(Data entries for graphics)
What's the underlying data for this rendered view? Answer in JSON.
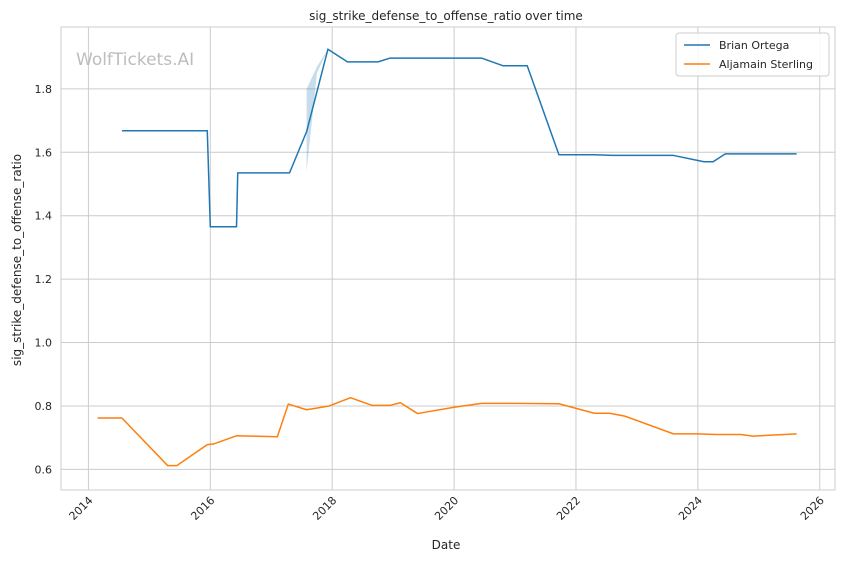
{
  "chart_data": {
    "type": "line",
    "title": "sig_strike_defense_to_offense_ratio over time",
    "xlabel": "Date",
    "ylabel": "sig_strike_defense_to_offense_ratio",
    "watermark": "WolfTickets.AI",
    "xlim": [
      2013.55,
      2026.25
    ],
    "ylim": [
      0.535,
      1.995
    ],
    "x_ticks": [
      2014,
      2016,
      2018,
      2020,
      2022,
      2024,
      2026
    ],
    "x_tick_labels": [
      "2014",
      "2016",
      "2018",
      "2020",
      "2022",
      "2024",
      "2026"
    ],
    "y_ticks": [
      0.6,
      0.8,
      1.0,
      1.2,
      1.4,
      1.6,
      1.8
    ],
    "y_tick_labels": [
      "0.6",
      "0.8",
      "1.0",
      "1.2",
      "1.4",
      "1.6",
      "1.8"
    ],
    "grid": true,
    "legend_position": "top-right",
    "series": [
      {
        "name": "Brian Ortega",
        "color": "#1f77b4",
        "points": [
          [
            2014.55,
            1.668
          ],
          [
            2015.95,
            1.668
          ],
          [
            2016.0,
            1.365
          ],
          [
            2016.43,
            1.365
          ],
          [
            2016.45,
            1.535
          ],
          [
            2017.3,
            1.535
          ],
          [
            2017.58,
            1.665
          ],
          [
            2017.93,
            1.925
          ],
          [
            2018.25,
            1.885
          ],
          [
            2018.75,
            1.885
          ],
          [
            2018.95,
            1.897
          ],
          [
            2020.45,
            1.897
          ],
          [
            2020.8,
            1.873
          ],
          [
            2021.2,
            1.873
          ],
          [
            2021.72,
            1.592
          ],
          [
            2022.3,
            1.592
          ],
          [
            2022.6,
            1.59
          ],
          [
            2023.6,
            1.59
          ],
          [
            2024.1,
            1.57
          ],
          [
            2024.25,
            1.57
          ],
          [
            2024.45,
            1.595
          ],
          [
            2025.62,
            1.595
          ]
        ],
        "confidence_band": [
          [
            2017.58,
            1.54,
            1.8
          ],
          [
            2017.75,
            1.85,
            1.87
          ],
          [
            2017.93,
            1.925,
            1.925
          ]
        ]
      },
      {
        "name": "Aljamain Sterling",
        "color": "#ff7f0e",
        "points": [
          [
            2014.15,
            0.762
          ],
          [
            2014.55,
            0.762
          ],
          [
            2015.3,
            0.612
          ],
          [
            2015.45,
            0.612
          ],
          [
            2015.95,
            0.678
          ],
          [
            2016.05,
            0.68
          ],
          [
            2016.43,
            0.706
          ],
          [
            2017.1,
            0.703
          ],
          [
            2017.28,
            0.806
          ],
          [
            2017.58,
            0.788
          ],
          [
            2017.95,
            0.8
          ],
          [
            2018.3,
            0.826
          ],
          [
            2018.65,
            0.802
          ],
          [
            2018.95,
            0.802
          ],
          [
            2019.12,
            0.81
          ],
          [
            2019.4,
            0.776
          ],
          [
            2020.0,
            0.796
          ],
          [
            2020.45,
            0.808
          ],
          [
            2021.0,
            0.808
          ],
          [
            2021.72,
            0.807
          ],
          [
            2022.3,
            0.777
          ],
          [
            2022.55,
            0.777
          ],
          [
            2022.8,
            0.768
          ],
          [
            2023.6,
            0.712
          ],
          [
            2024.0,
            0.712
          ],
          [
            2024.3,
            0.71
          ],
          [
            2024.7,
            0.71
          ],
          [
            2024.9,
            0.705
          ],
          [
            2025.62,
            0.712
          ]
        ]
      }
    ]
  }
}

--

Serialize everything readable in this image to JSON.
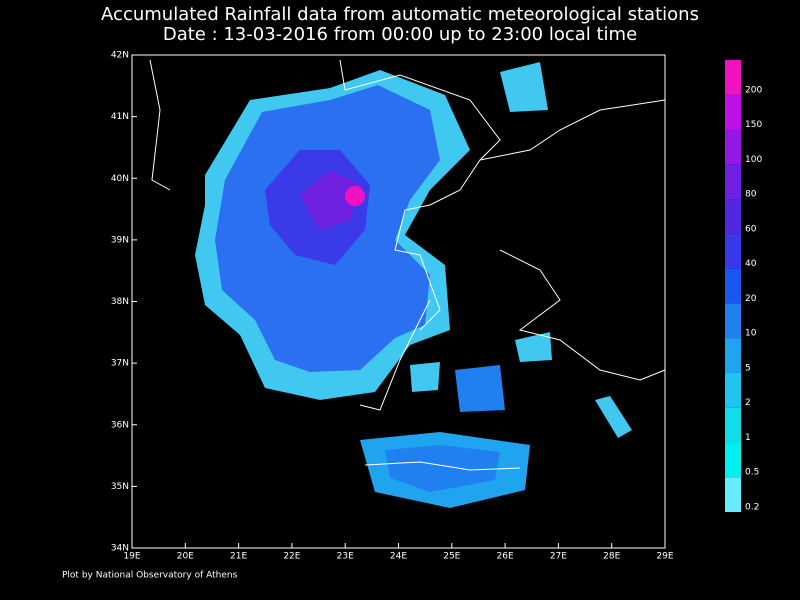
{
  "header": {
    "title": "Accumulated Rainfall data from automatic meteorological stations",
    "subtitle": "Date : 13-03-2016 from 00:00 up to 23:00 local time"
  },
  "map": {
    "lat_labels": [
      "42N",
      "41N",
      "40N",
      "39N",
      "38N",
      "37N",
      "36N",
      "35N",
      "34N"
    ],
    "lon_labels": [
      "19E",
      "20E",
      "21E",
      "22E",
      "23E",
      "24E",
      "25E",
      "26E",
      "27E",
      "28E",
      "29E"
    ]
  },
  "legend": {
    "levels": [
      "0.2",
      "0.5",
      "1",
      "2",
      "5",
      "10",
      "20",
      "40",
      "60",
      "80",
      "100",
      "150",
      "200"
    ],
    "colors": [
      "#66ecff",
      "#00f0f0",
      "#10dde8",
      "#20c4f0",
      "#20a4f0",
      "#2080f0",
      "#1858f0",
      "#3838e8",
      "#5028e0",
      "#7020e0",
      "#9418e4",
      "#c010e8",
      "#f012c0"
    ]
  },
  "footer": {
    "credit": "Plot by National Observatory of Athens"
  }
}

### EXERCISE
Report each line in the preceding entries that holds the string "JSON".

### ANSWER TO THIS TASK
What's the underlying data for this rendered view? Answer in JSON.
Serialize everything readable in this image to JSON.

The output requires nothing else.